[Data listing]
---

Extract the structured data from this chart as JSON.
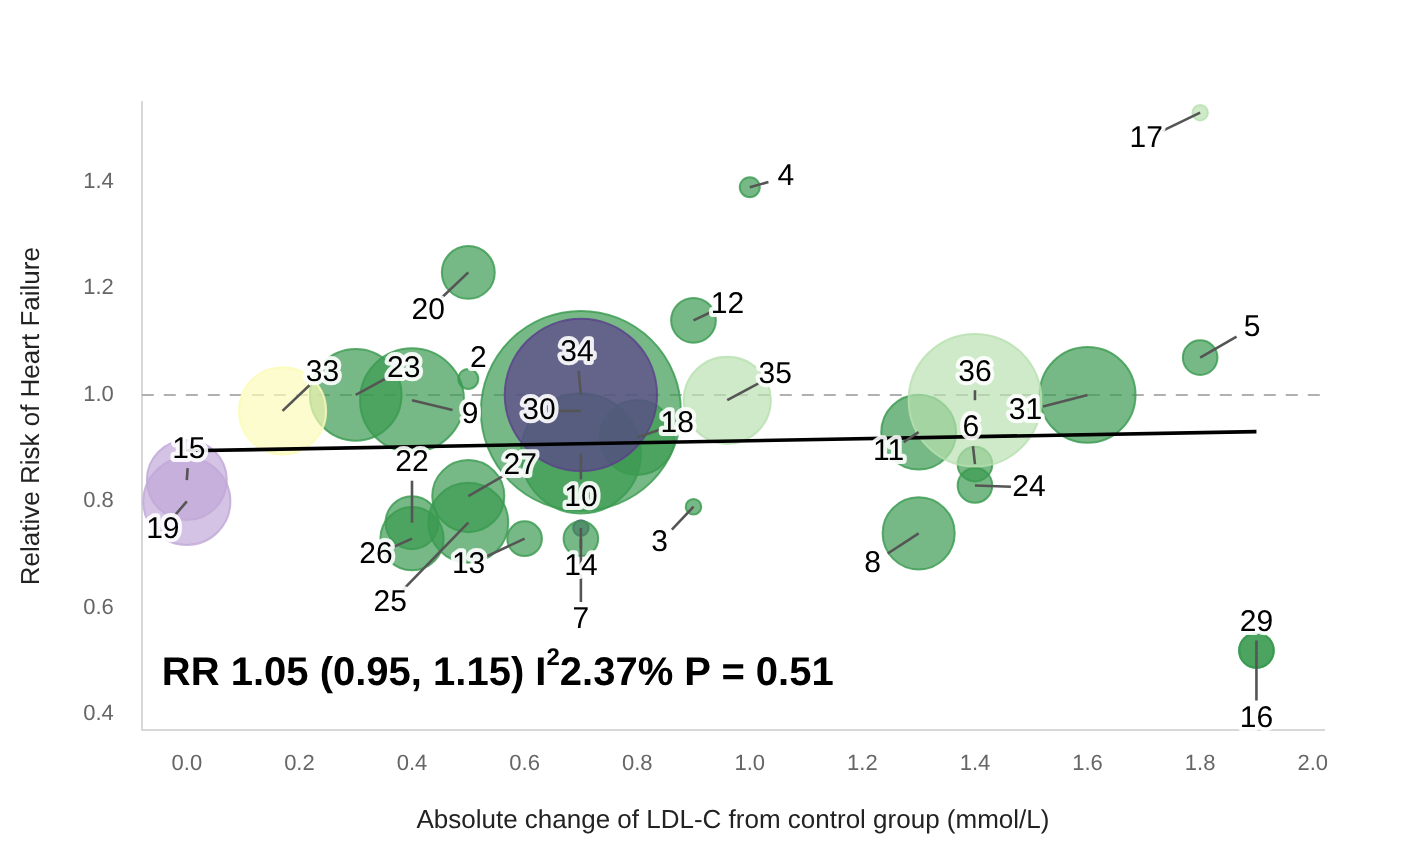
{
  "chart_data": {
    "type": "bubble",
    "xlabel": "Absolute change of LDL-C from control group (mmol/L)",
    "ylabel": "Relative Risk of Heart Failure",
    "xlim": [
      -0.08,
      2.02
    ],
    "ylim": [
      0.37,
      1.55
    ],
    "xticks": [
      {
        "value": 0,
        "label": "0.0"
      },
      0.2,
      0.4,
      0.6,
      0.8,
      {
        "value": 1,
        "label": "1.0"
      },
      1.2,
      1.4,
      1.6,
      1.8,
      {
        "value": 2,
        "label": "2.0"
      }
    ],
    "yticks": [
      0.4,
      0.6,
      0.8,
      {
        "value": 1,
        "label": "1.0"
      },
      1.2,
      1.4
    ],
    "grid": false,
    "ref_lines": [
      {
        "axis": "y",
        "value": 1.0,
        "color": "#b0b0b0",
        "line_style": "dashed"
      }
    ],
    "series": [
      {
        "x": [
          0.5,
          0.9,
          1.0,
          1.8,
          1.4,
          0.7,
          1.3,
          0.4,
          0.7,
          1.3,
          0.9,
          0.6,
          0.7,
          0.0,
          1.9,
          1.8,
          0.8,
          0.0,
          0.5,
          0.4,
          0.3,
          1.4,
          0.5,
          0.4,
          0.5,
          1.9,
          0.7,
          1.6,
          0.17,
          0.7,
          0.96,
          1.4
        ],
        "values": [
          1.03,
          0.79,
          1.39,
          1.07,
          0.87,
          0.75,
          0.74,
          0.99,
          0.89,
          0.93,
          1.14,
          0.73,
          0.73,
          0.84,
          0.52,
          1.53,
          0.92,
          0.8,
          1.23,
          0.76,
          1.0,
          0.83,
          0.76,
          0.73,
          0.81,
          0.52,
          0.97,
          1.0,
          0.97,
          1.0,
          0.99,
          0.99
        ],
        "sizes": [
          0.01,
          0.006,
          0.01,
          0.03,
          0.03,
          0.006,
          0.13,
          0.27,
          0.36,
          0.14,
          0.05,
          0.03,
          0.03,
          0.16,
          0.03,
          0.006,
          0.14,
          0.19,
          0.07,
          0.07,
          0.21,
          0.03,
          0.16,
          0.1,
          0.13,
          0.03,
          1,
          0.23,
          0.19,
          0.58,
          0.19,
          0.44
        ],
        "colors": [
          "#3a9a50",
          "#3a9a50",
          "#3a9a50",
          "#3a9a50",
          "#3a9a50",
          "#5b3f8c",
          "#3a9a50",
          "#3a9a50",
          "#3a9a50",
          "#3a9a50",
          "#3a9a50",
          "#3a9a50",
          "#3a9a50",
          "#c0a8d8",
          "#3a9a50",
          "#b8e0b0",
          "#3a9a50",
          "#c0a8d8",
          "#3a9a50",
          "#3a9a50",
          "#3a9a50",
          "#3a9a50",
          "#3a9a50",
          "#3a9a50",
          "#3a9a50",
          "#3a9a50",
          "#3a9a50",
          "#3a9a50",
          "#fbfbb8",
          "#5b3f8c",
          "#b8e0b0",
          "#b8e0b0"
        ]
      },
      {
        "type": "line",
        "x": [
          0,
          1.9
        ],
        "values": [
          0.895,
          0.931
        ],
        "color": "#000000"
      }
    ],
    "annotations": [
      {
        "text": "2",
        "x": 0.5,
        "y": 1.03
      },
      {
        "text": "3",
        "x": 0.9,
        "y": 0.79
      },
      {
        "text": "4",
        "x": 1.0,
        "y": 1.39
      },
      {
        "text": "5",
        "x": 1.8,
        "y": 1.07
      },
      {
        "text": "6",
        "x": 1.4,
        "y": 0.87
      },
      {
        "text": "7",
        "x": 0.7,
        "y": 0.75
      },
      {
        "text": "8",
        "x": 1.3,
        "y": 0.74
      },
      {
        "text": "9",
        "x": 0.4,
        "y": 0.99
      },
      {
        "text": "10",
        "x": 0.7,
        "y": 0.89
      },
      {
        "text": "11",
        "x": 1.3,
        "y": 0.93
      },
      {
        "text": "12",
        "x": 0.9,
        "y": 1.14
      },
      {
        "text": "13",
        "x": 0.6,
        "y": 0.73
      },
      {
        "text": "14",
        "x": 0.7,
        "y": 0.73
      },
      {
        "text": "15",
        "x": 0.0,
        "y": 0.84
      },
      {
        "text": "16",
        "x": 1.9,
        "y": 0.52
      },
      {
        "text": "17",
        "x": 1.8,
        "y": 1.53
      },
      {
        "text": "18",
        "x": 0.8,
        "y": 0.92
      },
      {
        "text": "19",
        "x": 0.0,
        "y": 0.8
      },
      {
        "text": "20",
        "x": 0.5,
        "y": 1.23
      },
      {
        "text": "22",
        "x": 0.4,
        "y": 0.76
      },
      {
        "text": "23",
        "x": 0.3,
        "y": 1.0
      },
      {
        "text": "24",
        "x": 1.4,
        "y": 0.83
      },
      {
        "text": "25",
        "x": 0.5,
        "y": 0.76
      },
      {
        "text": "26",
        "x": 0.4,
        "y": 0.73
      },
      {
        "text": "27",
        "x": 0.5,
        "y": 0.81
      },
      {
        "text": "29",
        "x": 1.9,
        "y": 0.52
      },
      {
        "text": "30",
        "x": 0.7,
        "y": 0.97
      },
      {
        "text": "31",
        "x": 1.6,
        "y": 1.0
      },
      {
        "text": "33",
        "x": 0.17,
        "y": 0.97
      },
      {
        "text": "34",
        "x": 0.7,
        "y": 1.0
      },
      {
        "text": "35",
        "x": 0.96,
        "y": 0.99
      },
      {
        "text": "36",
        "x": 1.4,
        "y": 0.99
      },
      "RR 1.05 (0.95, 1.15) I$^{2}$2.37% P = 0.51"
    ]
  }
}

---

WRITTEN REQUEST: Using the listing above, state the number of lines that hold "from", with no other text.

EXERCISE RESULT: 2